Layout annotation data:
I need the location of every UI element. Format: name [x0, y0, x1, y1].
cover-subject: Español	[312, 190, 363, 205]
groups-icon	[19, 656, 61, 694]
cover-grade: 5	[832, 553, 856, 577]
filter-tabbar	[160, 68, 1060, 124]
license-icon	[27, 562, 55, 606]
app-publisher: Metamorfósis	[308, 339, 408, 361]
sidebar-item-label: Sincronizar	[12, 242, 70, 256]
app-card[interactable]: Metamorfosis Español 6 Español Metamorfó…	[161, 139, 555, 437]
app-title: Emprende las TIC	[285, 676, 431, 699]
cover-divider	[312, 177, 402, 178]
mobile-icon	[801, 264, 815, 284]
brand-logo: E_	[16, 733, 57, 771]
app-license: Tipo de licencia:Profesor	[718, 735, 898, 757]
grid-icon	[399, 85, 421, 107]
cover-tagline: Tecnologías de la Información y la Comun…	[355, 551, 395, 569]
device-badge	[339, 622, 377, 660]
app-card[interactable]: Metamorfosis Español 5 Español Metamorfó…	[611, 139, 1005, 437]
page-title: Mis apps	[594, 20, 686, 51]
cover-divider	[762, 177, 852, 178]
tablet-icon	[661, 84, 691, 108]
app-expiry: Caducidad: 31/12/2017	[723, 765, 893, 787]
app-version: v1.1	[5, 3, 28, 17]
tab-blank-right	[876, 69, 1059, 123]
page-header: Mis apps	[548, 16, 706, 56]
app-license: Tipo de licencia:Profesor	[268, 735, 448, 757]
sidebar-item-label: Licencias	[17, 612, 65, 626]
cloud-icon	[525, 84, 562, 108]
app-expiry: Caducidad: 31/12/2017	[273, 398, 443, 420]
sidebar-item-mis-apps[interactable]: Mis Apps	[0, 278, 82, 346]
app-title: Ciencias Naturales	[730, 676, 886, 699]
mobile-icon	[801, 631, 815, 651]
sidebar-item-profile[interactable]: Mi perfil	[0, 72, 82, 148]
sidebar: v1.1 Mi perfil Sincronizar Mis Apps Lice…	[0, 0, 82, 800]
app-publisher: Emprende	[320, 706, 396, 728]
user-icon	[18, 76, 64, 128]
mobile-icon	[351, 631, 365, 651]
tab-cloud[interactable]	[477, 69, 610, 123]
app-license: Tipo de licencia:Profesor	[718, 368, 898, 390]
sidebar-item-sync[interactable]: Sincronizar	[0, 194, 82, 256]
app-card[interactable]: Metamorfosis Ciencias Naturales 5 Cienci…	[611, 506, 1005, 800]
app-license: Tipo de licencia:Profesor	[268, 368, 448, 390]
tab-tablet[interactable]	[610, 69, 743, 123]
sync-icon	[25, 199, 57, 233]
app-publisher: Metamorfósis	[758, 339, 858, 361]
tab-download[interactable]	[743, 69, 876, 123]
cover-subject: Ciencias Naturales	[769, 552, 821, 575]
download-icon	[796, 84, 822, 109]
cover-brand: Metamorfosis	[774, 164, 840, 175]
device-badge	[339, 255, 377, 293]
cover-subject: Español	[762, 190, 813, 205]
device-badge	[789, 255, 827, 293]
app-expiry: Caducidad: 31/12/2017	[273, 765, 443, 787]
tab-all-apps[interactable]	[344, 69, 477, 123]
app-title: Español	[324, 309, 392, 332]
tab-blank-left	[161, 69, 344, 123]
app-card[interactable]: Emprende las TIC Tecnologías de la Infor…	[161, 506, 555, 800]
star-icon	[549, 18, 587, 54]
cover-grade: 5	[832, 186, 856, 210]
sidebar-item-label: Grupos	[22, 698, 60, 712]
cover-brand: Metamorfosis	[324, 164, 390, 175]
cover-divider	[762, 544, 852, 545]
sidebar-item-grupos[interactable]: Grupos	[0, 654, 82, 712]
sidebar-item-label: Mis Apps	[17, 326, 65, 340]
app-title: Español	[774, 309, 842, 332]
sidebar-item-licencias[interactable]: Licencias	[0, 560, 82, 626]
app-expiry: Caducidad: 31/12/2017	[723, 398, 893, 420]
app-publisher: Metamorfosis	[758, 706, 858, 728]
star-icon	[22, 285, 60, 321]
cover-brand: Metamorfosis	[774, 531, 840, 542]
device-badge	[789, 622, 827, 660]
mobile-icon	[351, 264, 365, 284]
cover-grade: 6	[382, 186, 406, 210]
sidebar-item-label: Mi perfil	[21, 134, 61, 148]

# [The task]
Render every line of the listing above as a Markdown table with the columns "Row" and "Line", where "Row" gives the line's number and "Line" holds its text. Leave out any blank lines.

# [Solved problem]
| Row | Line |
|---|---|
| 1 | I need the location of every UI element. Format: name [x0, y0, x1, y1]. |
| 2 | cover-subject: Español	[312, 190, 363, 205] |
| 3 | groups-icon	[19, 656, 61, 694] |
| 4 | cover-grade: 5	[832, 553, 856, 577] |
| 5 | filter-tabbar	[160, 68, 1060, 124] |
| 6 | license-icon	[27, 562, 55, 606] |
| 7 | app-publisher: Metamorfósis	[308, 339, 408, 361] |
| 8 | sidebar-item-label: Sincronizar	[12, 242, 70, 256] |
| 9 | app-card[interactable]: Metamorfosis Español 6 Español Metamorfó…	[161, 139, 555, 437] |
| 10 | app-title: Emprende las TIC	[285, 676, 431, 699] |
| 11 | cover-divider	[312, 177, 402, 178] |
| 12 | mobile-icon	[801, 264, 815, 284] |
| 13 | brand-logo: E_	[16, 733, 57, 771] |
| 14 | app-license: Tipo de licencia:Profesor	[718, 735, 898, 757] |
| 15 | grid-icon	[399, 85, 421, 107] |
| 16 | cover-tagline: Tecnologías de la Información y la Comun…	[355, 551, 395, 569] |
| 17 | device-badge	[339, 622, 377, 660] |
| 18 | app-card[interactable]: Metamorfosis Español 5 Español Metamorfó…	[611, 139, 1005, 437] |
| 19 | page-title: Mis apps	[594, 20, 686, 51] |
| 20 | cover-divider	[762, 177, 852, 178] |
| 21 | tablet-icon	[661, 84, 691, 108] |
| 22 | app-expiry: Caducidad: 31/12/2017	[723, 765, 893, 787] |
| 23 | app-version: v1.1	[5, 3, 28, 17] |
| 24 | tab-blank-right	[876, 69, 1059, 123] |
| 25 | page-header: Mis apps	[548, 16, 706, 56] |
| 26 | app-license: Tipo de licencia:Profesor	[268, 735, 448, 757] |
| 27 | sidebar-item-label: Licencias	[17, 612, 65, 626] |
| 28 | cloud-icon	[525, 84, 562, 108] |
| 29 | app-expiry: Caducidad: 31/12/2017	[273, 398, 443, 420] |
| 30 | sidebar-item-mis-apps[interactable]: Mis Apps	[0, 278, 82, 346] |
| 31 | app-title: Ciencias Naturales	[730, 676, 886, 699] |
| 32 | mobile-icon	[801, 631, 815, 651] |
| 33 | sidebar-item-profile[interactable]: Mi perfil	[0, 72, 82, 148] |
| 34 | sidebar: v1.1 Mi perfil Sincronizar Mis Apps Lice…	[0, 0, 82, 800] |
| 35 | app-publisher: Emprende	[320, 706, 396, 728] |
| 36 | user-icon	[18, 76, 64, 128] |
| 37 | mobile-icon	[351, 631, 365, 651] |
| 38 | tab-cloud[interactable]	[477, 69, 610, 123] |
| 39 | app-license: Tipo de licencia:Profesor	[718, 368, 898, 390] |
| 40 | sidebar-item-sync[interactable]: Sincronizar	[0, 194, 82, 256] |
| 41 | app-card[interactable]: Metamorfosis Ciencias Naturales 5 Cienci…	[611, 506, 1005, 800] |
| 42 | app-license: Tipo de licencia:Profesor	[268, 368, 448, 390] |
| 43 | tab-tablet[interactable]	[610, 69, 743, 123] |
| 44 | sync-icon	[25, 199, 57, 233] |
| 45 | app-publisher: Metamorfósis	[758, 339, 858, 361] |
| 46 | tab-download[interactable]	[743, 69, 876, 123] |
| 47 | cover-subject: Ciencias Naturales	[769, 552, 821, 575] |
| 48 | download-icon	[796, 84, 822, 109] |
| 49 | cover-brand: Metamorfosis	[774, 164, 840, 175] |
| 50 | device-badge	[339, 255, 377, 293] |
| 51 | cover-subject: Español	[762, 190, 813, 205] |
| 52 | device-badge	[789, 255, 827, 293] |
| 53 | app-expiry: Caducidad: 31/12/2017	[273, 765, 443, 787] |
| 54 | tab-all-apps[interactable]	[344, 69, 477, 123] |
| 55 | app-title: Español	[324, 309, 392, 332] |
| 56 | tab-blank-left	[161, 69, 344, 123] |
| 57 | app-card[interactable]: Emprende las TIC Tecnologías de la Infor…	[161, 506, 555, 800] |
| 58 | star-icon	[549, 18, 587, 54] |
| 59 | cover-grade: 5	[832, 186, 856, 210] |
| 60 | sidebar-item-label: Grupos	[22, 698, 60, 712] |
| 61 | cover-brand: Metamorfosis	[324, 164, 390, 175] |
| 62 | cover-divider	[762, 544, 852, 545] |
| 63 | sidebar-item-grupos[interactable]: Grupos	[0, 654, 82, 712] |
| 64 | sidebar-item-label: Mis Apps	[17, 326, 65, 340] |
| 65 | app-title: Español	[774, 309, 842, 332] |
| 66 | sidebar-item-licencias[interactable]: Licencias	[0, 560, 82, 626] |
| 67 | app-expiry: Caducidad: 31/12/2017	[723, 398, 893, 420] |
| 68 | app-publisher: Metamorfosis	[758, 706, 858, 728] |
| 69 | star-icon	[22, 285, 60, 321] |
| 70 | cover-brand: Metamorfosis	[774, 531, 840, 542] |
| 71 | device-badge	[789, 622, 827, 660] |
| 72 | mobile-icon	[351, 264, 365, 284] |
| 73 | cover-grade: 6	[382, 186, 406, 210] |
| 74 | sidebar-item-label: Mi perfil	[21, 134, 61, 148] |